Locate each line containing the string "muhim" and copy it out.

BEGIN DATASET EXTRACT

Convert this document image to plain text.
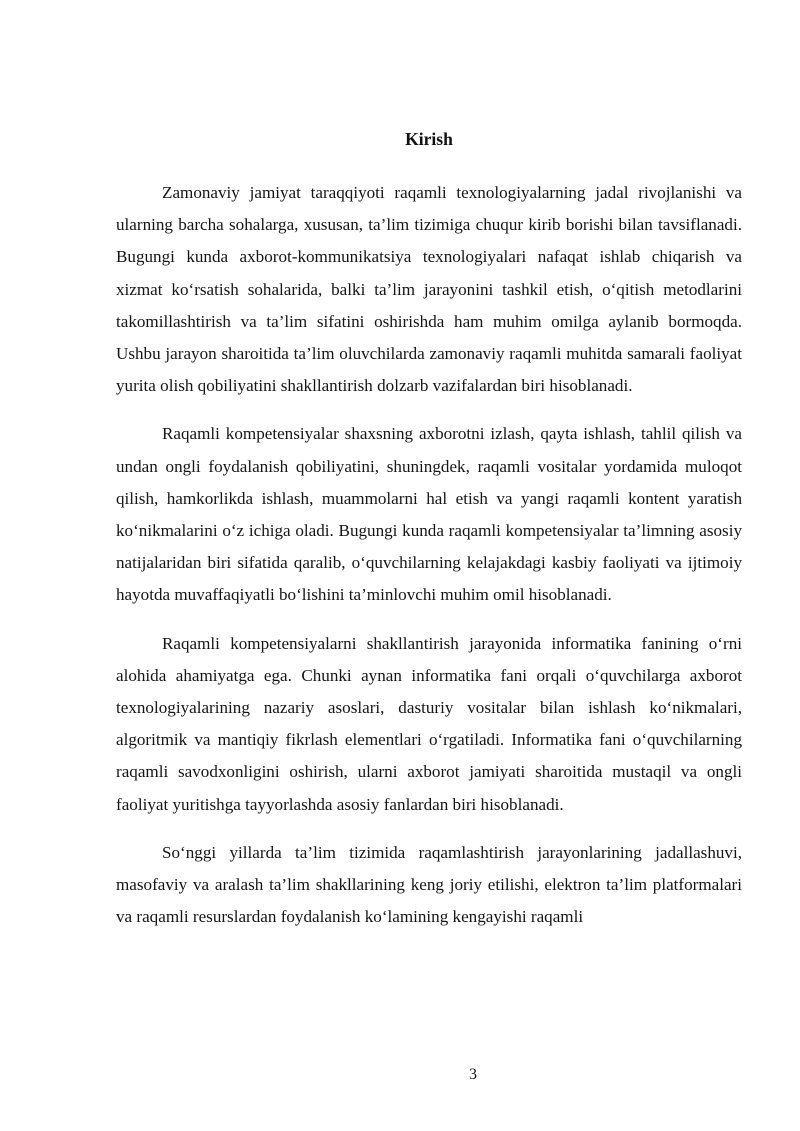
Kirish

Zamonaviy jamiyat taraqqiyoti raqamli texnologiyalarning jadal rivojlanishi va ularning barcha sohalarga, xususan, ta’lim tizimiga chuqur kirib borishi bilan tavsiflanadi. Bugungi kunda axborot-kommunikatsiya texnologiyalari nafaqat ishlab chiqarish va xizmat ko‘rsatish sohalarida, balki ta’lim jarayonini tashkil etish, o‘qitish metodlarini takomillashtirish va ta’lim sifatini oshirishda ham muhim omilga aylanib bormoqda. Ushbu jarayon sharoitida ta’lim oluvchilarda zamonaviy raqamli muhitda samarali faoliyat yurita olish qobiliyatini shakllantirish dolzarb vazifalardan biri hisoblanadi.

Raqamli kompetensiyalar shaxsning axborotni izlash, qayta ishlash, tahlil qilish va undan ongli foydalanish qobiliyatini, shuningdek, raqamli vositalar yordamida muloqot qilish, hamkorlikda ishlash, muammolarni hal etish va yangi raqamli kontent yaratish ko‘nikmalarini o‘z ichiga oladi. Bugungi kunda raqamli kompetensiyalar ta’limning asosiy natijalaridan biri sifatida qaralib, o‘quvchilarning kelajakdagi kasbiy faoliyati va ijtimoiy hayotda muvaffaqiyatli bo‘lishini ta’minlovchi muhim omil hisoblanadi.

Raqamli kompetensiyalarni shakllantirish jarayonida informatika fanining o‘rni alohida ahamiyatga ega. Chunki aynan informatika fani orqali o‘quvchilarga axborot texnologiyalarining nazariy asoslari, dasturiy vositalar bilan ishlash ko‘nikmalari, algoritmik va mantiqiy fikrlash elementlari o‘rgatiladi. Informatika fani o‘quvchilarning raqamli savodxonligini oshirish, ularni axborot jamiyati sharoitida mustaqil va ongli faoliyat yuritishga tayyorlashda asosiy fanlardan biri hisoblanadi.

So‘nggi yillarda ta’lim tizimida raqamlashtirish jarayonlarining jadallashuvi, masofaviy va aralash ta’lim shakllarining keng joriy etilishi, elektron ta’lim platformalari va raqamli resurslardan foydalanish ko‘lamining kengayishi raqamli

3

END DATASET EXTRACT

◆ **RESPONSE**
Zamonaviy jamiyat taraqqiyoti raqamli texnologiyalarning jadal rivojlanishi va ularning barcha sohalarga, xususan, ta’lim tizimiga chuqur kirib borishi bilan tavsiflanadi. Bugungi kunda axborot-kommunikatsiya texnologiyalari nafaqat ishlab chiqarish va xizmat ko‘rsatish sohalarida, balki ta’lim jarayonini tashkil etish, o‘qitish metodlarini takomillashtirish va ta’lim sifatini oshirishda ham muhim omilga aylanib bormoqda. Ushbu jarayon sharoitida ta’lim oluvchilarda zamonaviy raqamli muhitda samarali faoliyat yurita olish qobiliyatini shakllantirish dolzarb vazifalardan biri hisoblanadi.
Raqamli kompetensiyalar shaxsning axborotni izlash, qayta ishlash, tahlil qilish va undan ongli foydalanish qobiliyatini, shuningdek, raqamli vositalar yordamida muloqot qilish, hamkorlikda ishlash, muammolarni hal etish va yangi raqamli kontent yaratish ko‘nikmalarini o‘z ichiga oladi. Bugungi kunda raqamli kompetensiyalar ta’limning asosiy natijalaridan biri sifatida qaralib, o‘quvchilarning kelajakdagi kasbiy faoliyati va ijtimoiy hayotda muvaffaqiyatli bo‘lishini ta’minlovchi muhim omil hisoblanadi.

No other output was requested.